_Objective_.
Set down, without alteration, the lines from the one that contains "What data populates" through the final line of the material below.

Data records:
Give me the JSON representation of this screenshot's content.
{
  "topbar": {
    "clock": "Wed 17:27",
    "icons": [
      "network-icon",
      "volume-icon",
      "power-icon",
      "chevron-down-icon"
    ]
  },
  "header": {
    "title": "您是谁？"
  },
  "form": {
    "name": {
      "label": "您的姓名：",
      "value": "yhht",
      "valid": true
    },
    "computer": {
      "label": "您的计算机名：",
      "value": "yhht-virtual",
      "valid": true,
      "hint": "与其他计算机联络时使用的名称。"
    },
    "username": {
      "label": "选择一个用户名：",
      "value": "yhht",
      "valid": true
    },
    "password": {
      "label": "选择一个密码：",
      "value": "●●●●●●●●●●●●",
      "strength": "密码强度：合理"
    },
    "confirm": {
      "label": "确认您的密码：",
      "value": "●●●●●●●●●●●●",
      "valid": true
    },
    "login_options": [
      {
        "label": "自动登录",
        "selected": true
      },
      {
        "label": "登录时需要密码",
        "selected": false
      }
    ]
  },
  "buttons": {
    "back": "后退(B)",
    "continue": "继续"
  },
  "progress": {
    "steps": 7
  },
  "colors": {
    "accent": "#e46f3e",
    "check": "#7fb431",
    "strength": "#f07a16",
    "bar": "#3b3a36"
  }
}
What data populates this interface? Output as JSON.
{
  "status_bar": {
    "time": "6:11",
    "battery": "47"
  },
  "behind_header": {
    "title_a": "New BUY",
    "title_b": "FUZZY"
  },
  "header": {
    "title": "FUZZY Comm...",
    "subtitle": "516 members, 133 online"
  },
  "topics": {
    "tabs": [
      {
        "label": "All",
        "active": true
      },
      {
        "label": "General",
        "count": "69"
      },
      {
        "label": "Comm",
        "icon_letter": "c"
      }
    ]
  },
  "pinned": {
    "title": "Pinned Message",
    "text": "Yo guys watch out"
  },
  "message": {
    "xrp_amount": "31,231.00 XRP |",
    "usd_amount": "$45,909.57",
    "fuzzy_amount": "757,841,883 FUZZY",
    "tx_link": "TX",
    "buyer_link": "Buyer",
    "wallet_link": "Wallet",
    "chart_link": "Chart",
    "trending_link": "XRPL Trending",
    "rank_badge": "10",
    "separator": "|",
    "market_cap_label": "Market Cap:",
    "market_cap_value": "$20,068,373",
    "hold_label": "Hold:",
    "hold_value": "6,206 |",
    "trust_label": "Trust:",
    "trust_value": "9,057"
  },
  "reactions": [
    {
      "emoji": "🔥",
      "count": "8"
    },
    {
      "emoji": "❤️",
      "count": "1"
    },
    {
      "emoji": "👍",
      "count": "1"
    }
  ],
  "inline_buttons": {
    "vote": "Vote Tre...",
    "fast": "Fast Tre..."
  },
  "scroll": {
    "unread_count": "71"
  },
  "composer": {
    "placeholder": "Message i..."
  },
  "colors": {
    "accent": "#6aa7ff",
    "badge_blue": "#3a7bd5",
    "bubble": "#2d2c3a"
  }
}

_Correct result_.
What data populates this interface? Output as JSON.
{
  "status_bar": {
    "time": "6:11",
    "battery": "47"
  },
  "behind_header": {
    "title_a": "New BUY",
    "title_b": "FUZZY"
  },
  "header": {
    "title": "FUZZY Comm...",
    "subtitle": "516 members, 133 online"
  },
  "topics": {
    "tabs": [
      {
        "label": "All",
        "active": true
      },
      {
        "label": "General",
        "count": "69"
      },
      {
        "label": "Comm",
        "icon_letter": "c"
      }
    ]
  },
  "pinned": {
    "title": "Pinned Message",
    "text": "Yo guys watch out"
  },
  "message": {
    "xrp_amount": "31,231.00 XRP |",
    "usd_amount": "$45,909.57",
    "fuzzy_amount": "757,841,883 FUZZY",
    "tx_link": "TX",
    "buyer_link": "Buyer",
    "wallet_link": "Wallet",
    "chart_link": "Chart",
    "trending_link": "XRPL Trending",
    "rank_badge": "10",
    "separator": "|",
    "market_cap_label": "Market Cap:",
    "market_cap_value": "$20,068,373",
    "hold_label": "Hold:",
    "hold_value": "6,206 |",
    "trust_label": "Trust:",
    "trust_value": "9,057"
  },
  "reactions": [
    {
      "emoji": "🔥",
      "count": "8"
    },
    {
      "emoji": "❤️",
      "count": "1"
    },
    {
      "emoji": "👍",
      "count": "1"
    }
  ],
  "inline_buttons": {
    "vote": "Vote Tre...",
    "fast": "Fast Tre..."
  },
  "scroll": {
    "unread_count": "71"
  },
  "composer": {
    "placeholder": "Message i..."
  },
  "colors": {
    "accent": "#6aa7ff",
    "badge_blue": "#3a7bd5",
    "bubble": "#2d2c3a"
  }
}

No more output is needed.